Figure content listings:
┌──

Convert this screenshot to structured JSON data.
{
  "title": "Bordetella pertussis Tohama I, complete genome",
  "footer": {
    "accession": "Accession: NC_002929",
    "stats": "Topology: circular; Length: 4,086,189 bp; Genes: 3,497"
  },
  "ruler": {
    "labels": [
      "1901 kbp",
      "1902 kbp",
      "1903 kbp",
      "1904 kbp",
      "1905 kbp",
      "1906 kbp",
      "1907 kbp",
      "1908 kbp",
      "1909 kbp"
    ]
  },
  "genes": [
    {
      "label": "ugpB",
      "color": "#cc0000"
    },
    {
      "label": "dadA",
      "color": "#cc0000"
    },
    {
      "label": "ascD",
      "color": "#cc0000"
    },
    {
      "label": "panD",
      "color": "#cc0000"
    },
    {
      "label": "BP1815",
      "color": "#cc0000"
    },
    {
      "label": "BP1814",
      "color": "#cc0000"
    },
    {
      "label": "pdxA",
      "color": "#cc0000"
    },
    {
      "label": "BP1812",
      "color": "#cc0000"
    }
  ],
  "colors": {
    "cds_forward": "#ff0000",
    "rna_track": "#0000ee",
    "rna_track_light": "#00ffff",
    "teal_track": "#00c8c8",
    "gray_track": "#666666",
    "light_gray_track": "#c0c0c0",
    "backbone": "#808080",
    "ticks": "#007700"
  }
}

└──

▶ **Problem requirements**:
Write the whole of the data out again exactly as it stands.

▶ **Solution**:
Convert this screenshot to structured JSON data.
{
  "title": "Bordetella pertussis Tohama I, complete genome",
  "footer": {
    "accession": "Accession: NC_002929",
    "stats": "Topology: circular; Length: 4,086,189 bp; Genes: 3,497"
  },
  "ruler": {
    "labels": [
      "1901 kbp",
      "1902 kbp",
      "1903 kbp",
      "1904 kbp",
      "1905 kbp",
      "1906 kbp",
      "1907 kbp",
      "1908 kbp",
      "1909 kbp"
    ]
  },
  "genes": [
    {
      "label": "ugpB",
      "color": "#cc0000"
    },
    {
      "label": "dadA",
      "color": "#cc0000"
    },
    {
      "label": "ascD",
      "color": "#cc0000"
    },
    {
      "label": "panD",
      "color": "#cc0000"
    },
    {
      "label": "BP1815",
      "color": "#cc0000"
    },
    {
      "label": "BP1814",
      "color": "#cc0000"
    },
    {
      "label": "pdxA",
      "color": "#cc0000"
    },
    {
      "label": "BP1812",
      "color": "#cc0000"
    }
  ],
  "colors": {
    "cds_forward": "#ff0000",
    "rna_track": "#0000ee",
    "rna_track_light": "#00ffff",
    "teal_track": "#00c8c8",
    "gray_track": "#666666",
    "light_gray_track": "#c0c0c0",
    "backbone": "#808080",
    "ticks": "#007700"
  }
}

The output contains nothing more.